## DATASET
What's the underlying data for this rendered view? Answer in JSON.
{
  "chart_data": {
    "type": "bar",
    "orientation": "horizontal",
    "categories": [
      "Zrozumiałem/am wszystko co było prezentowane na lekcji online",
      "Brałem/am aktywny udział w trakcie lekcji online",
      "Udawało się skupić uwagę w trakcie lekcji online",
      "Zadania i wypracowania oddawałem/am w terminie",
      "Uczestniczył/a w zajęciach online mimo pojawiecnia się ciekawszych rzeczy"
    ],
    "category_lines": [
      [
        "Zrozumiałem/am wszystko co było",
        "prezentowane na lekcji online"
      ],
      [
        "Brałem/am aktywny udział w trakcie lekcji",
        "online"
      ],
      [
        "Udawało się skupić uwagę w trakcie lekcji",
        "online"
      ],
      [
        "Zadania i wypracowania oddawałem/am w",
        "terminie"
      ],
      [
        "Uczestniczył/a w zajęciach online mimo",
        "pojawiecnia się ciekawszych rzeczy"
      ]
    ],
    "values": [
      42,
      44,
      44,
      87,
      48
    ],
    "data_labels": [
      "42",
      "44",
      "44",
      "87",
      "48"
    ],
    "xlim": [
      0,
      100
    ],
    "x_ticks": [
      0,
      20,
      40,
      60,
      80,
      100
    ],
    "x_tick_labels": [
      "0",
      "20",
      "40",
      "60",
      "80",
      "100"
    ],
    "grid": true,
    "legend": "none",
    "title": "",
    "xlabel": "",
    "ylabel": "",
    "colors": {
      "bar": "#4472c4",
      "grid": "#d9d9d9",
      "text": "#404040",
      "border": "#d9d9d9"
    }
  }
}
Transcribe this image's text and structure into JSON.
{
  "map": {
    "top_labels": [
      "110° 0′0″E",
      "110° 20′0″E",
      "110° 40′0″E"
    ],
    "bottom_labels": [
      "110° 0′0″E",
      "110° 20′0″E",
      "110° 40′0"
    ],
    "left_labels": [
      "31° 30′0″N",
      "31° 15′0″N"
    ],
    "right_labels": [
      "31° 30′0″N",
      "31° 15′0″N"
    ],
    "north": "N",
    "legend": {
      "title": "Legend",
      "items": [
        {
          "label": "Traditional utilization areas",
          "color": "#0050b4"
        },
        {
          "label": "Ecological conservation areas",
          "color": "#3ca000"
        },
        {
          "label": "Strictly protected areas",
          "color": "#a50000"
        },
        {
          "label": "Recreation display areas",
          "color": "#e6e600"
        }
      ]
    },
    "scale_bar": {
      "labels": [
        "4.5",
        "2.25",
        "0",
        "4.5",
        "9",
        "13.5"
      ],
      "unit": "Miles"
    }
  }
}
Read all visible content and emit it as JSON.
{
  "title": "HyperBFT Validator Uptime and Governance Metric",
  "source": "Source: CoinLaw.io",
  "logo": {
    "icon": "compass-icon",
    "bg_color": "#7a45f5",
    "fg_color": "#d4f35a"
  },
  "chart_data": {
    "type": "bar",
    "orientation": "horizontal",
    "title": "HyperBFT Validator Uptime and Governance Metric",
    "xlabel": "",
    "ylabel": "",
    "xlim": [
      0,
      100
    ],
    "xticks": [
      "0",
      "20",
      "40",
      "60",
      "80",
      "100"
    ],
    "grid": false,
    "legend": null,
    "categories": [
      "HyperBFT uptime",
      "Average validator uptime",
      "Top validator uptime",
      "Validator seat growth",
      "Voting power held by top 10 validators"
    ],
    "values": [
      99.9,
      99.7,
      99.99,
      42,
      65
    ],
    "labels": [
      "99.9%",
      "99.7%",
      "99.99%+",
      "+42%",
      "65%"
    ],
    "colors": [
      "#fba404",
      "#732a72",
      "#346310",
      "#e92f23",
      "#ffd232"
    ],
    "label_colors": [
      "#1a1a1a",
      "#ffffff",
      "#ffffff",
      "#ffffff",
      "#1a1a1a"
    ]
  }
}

## YOUR OBJECTIVE
Count how many lines include the string "aktywny". Nothing but the number is needed.

## SOLVED PROBLEM
2